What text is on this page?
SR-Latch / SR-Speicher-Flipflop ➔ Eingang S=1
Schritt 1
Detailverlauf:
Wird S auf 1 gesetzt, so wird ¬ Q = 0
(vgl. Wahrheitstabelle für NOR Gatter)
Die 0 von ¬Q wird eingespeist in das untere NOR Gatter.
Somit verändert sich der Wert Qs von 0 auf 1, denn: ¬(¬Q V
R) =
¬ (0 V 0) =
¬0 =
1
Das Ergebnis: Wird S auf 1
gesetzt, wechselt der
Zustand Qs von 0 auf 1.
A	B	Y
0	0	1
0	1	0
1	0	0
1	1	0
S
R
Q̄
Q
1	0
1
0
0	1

——————

Each record must be repeated exactly as it is.

What text is on this page?
SR-Latch / SR-Speicher-Flipflop ➔ Eingang S=1
Schritt 1
Detailverlauf:
Wird S auf 1 gesetzt, so wird ¬ Q = 0
(vgl. Wahrheitstabelle für NOR Gatter)
Die 0 von ¬Q wird eingespeist in das untere NOR Gatter.
Somit verändert sich der Wert Qs von 0 auf 1, denn: ¬(¬Q V
R) =
¬ (0 V 0) =
¬0 =
1
Das Ergebnis: Wird S auf 1
gesetzt, wechselt der
Zustand Qs von 0 auf 1.
A	B	Y
0	0	1
0	1	0
1	0	0
1	1	0
S
R
Q̄
Q
1	0
1
0
0	1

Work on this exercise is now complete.